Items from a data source
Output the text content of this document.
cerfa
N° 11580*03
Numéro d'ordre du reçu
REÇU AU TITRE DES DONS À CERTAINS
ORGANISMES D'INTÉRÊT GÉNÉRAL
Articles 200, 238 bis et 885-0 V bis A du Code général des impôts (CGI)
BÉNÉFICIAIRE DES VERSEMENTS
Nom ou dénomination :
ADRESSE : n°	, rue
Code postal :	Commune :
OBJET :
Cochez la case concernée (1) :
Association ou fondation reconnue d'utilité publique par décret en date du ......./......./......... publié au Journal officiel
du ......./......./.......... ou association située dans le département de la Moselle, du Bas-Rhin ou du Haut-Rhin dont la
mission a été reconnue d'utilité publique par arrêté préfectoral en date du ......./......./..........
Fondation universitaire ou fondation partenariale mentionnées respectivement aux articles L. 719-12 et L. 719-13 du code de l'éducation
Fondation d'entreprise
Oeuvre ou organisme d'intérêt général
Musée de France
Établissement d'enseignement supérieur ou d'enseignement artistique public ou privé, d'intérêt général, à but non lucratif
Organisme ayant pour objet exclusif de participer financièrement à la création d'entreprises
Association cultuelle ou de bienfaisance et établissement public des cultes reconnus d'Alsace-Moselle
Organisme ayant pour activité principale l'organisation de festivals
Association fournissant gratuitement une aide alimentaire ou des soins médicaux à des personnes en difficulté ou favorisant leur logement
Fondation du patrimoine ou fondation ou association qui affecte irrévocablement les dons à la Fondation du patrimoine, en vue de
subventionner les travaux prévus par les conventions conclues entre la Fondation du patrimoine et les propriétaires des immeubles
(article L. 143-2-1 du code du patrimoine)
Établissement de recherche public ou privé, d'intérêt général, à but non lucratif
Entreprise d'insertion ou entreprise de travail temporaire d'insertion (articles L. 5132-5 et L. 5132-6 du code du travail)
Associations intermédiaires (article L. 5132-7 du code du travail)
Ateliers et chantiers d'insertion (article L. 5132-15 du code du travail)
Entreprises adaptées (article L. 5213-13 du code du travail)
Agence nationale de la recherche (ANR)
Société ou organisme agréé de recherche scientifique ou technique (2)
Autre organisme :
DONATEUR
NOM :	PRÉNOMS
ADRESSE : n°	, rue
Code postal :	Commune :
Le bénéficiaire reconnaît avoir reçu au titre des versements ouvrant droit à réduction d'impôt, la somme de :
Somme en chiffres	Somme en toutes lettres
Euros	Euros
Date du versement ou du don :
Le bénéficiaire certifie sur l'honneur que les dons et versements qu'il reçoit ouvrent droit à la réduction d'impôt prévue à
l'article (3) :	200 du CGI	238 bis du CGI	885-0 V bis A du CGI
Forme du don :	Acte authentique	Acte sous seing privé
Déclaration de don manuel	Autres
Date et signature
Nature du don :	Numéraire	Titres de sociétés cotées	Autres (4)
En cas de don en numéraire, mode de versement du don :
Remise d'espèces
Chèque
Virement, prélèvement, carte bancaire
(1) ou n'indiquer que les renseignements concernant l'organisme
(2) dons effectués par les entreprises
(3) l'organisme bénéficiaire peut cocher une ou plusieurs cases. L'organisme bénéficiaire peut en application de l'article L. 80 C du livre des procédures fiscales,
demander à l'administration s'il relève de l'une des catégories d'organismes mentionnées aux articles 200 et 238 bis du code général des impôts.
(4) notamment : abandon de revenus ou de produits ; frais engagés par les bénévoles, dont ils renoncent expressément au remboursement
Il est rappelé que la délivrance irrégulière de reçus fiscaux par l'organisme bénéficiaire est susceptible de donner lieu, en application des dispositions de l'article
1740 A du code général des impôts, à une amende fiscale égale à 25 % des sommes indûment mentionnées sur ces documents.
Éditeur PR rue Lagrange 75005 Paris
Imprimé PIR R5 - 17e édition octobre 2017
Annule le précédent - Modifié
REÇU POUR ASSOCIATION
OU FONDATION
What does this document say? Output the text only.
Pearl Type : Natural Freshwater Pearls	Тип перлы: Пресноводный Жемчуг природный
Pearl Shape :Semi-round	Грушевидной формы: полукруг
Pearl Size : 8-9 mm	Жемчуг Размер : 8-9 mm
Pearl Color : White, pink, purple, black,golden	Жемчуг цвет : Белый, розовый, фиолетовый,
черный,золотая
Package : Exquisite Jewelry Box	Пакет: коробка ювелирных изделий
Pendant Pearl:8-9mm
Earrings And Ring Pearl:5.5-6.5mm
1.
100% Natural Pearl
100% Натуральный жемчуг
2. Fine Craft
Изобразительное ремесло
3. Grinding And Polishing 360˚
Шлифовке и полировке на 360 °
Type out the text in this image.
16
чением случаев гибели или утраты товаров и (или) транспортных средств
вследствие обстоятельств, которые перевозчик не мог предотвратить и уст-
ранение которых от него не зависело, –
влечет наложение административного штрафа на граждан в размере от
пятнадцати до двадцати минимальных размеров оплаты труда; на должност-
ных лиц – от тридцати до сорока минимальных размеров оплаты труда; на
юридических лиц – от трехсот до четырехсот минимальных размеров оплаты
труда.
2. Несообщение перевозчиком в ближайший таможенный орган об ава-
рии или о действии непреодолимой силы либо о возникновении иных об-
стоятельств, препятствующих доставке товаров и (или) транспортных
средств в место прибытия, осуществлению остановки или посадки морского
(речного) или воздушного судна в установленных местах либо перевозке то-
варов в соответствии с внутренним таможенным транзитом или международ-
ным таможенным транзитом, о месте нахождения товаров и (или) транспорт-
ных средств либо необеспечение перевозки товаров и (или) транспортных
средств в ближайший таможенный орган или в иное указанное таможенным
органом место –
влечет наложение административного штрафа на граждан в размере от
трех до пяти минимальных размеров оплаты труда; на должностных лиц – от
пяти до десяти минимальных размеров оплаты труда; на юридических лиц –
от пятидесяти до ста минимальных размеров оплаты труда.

---

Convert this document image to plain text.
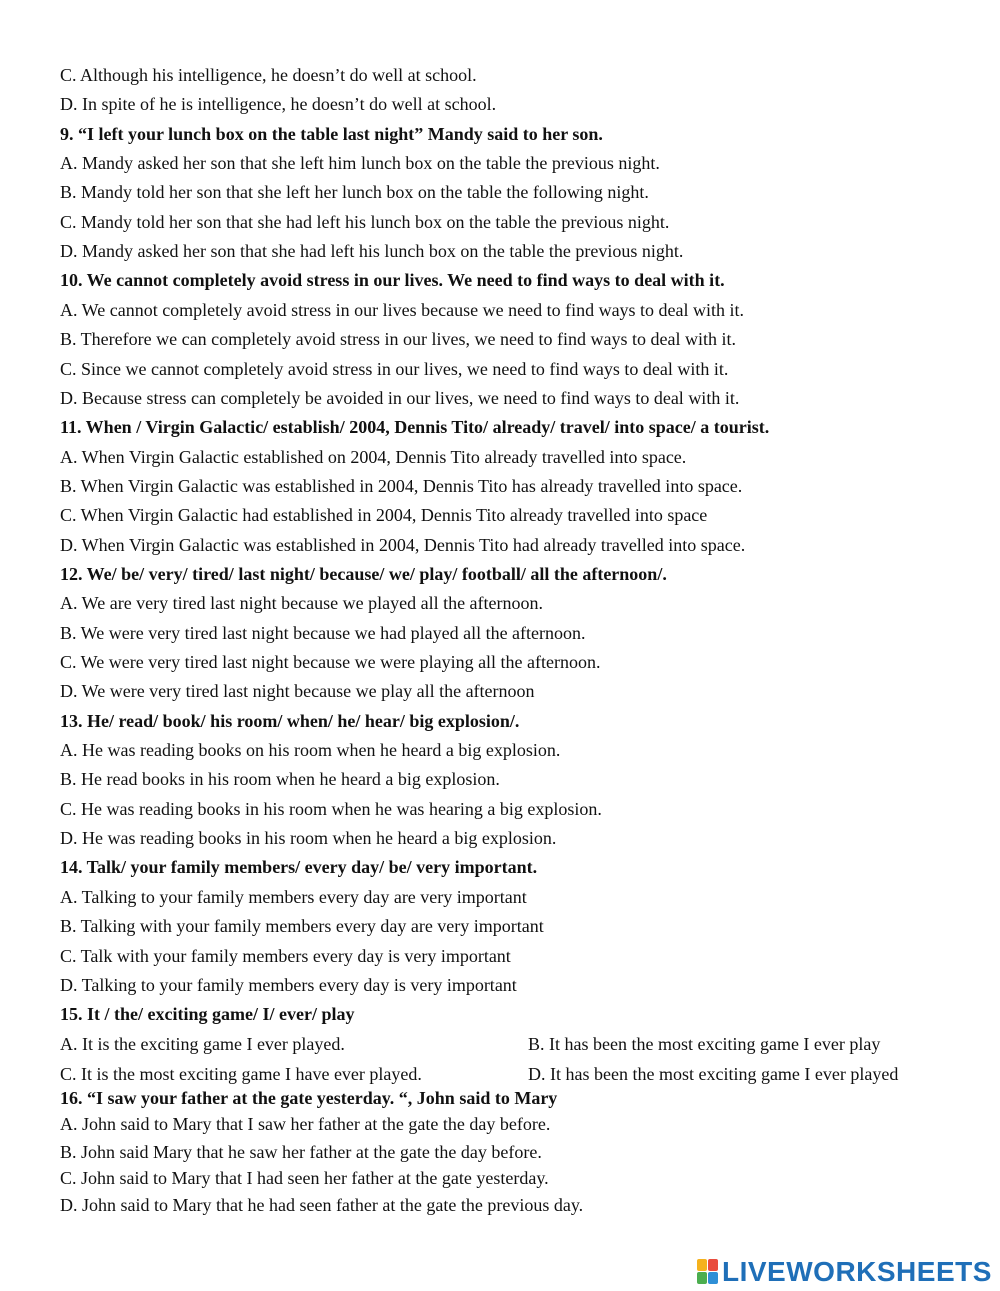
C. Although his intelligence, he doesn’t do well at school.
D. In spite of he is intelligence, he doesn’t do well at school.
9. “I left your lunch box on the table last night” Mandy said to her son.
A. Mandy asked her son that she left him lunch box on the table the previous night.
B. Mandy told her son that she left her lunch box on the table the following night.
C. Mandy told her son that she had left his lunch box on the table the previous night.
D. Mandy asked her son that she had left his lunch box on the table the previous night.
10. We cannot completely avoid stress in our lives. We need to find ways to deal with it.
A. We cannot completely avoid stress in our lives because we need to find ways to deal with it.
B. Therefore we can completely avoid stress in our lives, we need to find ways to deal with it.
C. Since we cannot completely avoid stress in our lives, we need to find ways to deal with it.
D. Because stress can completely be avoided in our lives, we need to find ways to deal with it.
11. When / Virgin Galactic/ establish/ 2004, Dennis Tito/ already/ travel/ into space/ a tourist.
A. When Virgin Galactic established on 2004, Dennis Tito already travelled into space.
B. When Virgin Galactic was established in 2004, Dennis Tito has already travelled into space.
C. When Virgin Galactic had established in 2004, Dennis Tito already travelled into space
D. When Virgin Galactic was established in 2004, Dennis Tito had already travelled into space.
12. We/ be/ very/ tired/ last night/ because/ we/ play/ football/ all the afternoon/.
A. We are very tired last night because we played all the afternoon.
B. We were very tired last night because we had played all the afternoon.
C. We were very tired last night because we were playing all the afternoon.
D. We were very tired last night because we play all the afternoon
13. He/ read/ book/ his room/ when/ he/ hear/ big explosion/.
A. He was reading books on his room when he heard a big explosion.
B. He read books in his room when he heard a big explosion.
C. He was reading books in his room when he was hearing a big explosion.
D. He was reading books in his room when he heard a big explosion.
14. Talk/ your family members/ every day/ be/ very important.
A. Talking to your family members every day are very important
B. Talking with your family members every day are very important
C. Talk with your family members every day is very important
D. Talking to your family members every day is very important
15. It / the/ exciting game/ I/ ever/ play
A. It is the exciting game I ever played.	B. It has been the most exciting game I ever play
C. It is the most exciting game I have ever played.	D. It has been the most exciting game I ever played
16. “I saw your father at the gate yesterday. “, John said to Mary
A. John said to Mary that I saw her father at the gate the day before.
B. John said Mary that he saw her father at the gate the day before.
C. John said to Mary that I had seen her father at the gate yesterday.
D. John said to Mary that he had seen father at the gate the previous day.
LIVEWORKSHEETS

...

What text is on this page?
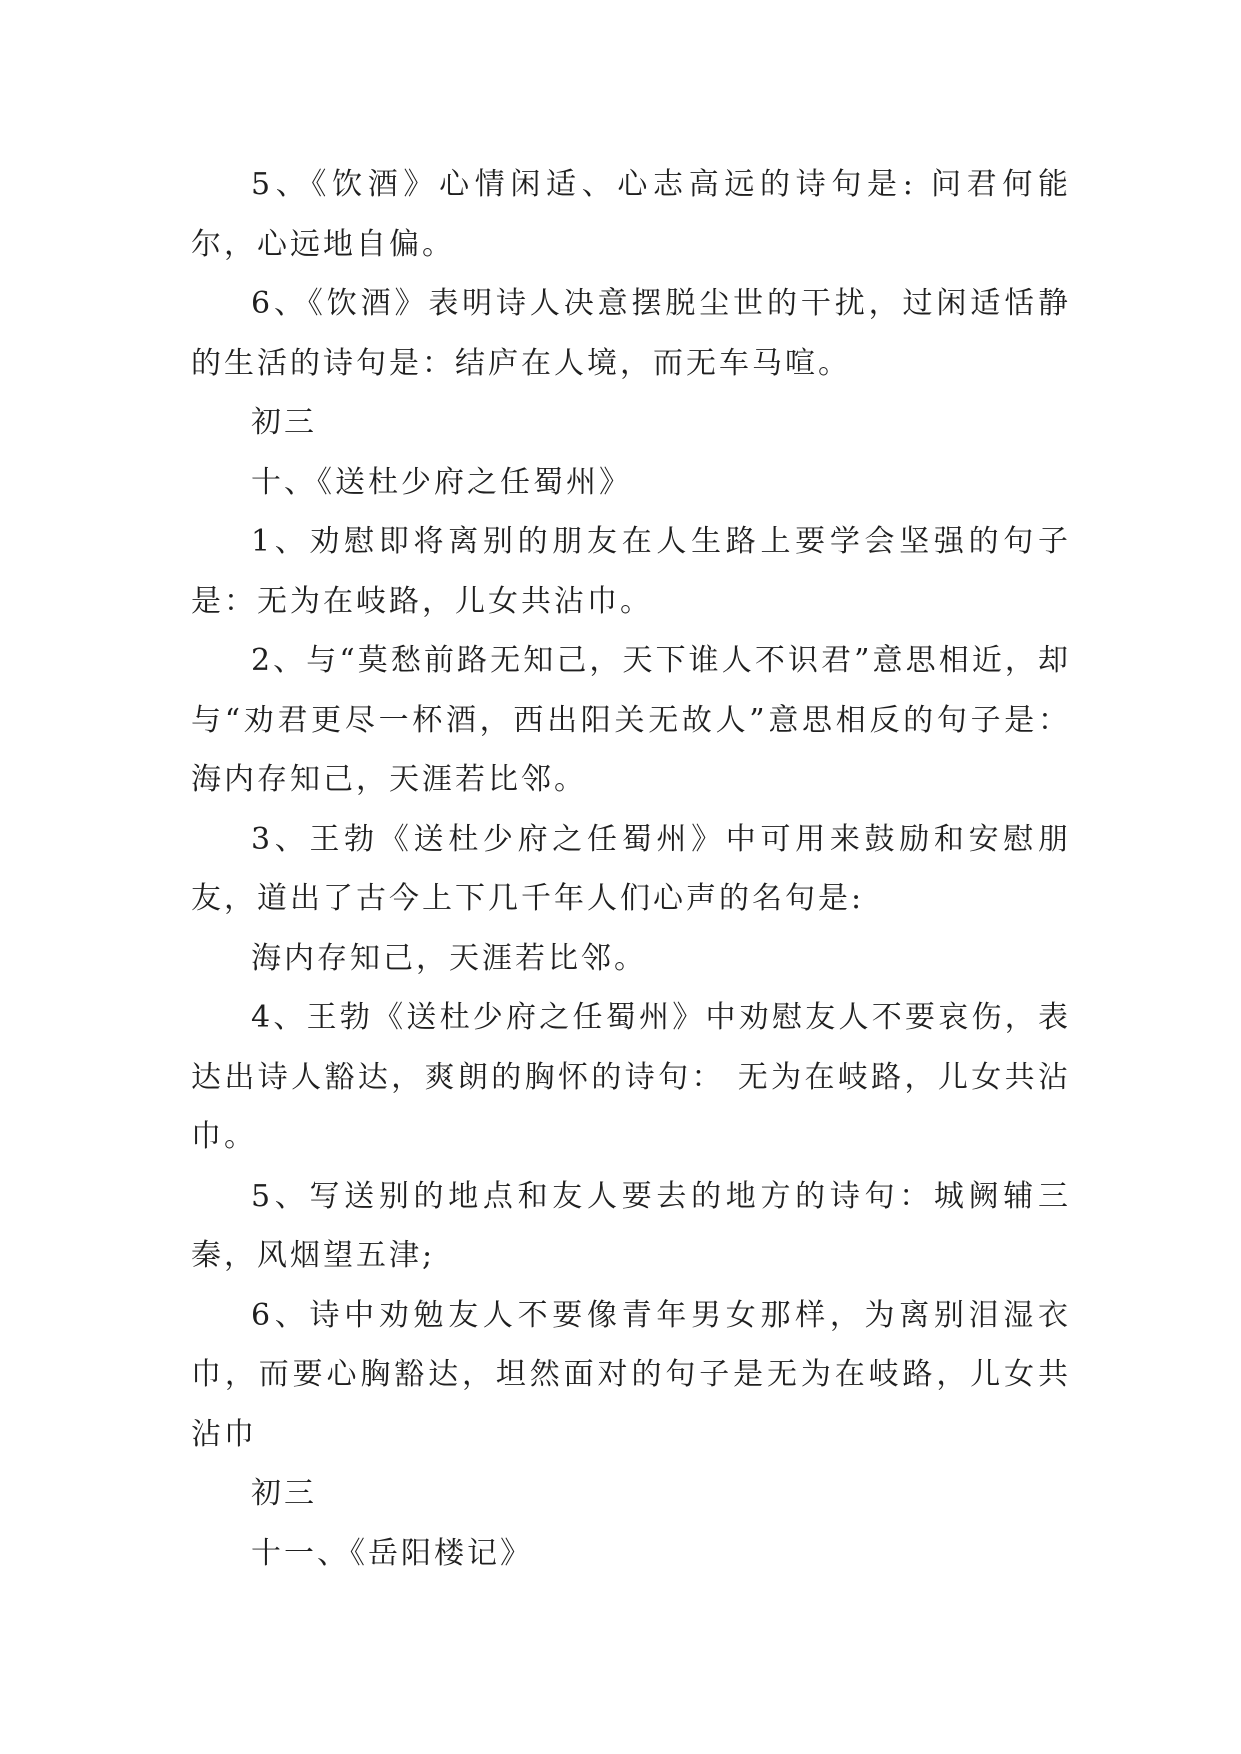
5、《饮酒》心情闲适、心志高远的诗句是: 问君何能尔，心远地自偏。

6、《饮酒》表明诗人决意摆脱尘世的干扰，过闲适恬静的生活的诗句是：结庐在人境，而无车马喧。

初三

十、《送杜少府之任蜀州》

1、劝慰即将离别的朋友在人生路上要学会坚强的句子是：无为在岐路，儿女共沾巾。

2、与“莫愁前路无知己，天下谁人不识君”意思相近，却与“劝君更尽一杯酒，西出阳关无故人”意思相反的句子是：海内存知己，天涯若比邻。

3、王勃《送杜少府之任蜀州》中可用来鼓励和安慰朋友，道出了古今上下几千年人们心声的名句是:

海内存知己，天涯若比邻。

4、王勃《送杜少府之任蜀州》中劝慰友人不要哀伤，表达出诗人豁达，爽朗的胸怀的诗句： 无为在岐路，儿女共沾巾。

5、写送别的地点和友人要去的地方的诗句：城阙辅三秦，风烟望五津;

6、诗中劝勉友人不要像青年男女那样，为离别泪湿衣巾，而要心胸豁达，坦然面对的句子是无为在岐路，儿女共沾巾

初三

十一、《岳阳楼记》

* **Task instructions**: Read the entries and pick out all lines that include the word "cannot".

* **Solution to this task**:
10. We cannot completely avoid stress in our lives. We need to find ways to deal with it.
A. We cannot completely avoid stress in our lives because we need to find ways to deal with it.
C. Since we cannot completely avoid stress in our lives, we need to find ways to deal with it.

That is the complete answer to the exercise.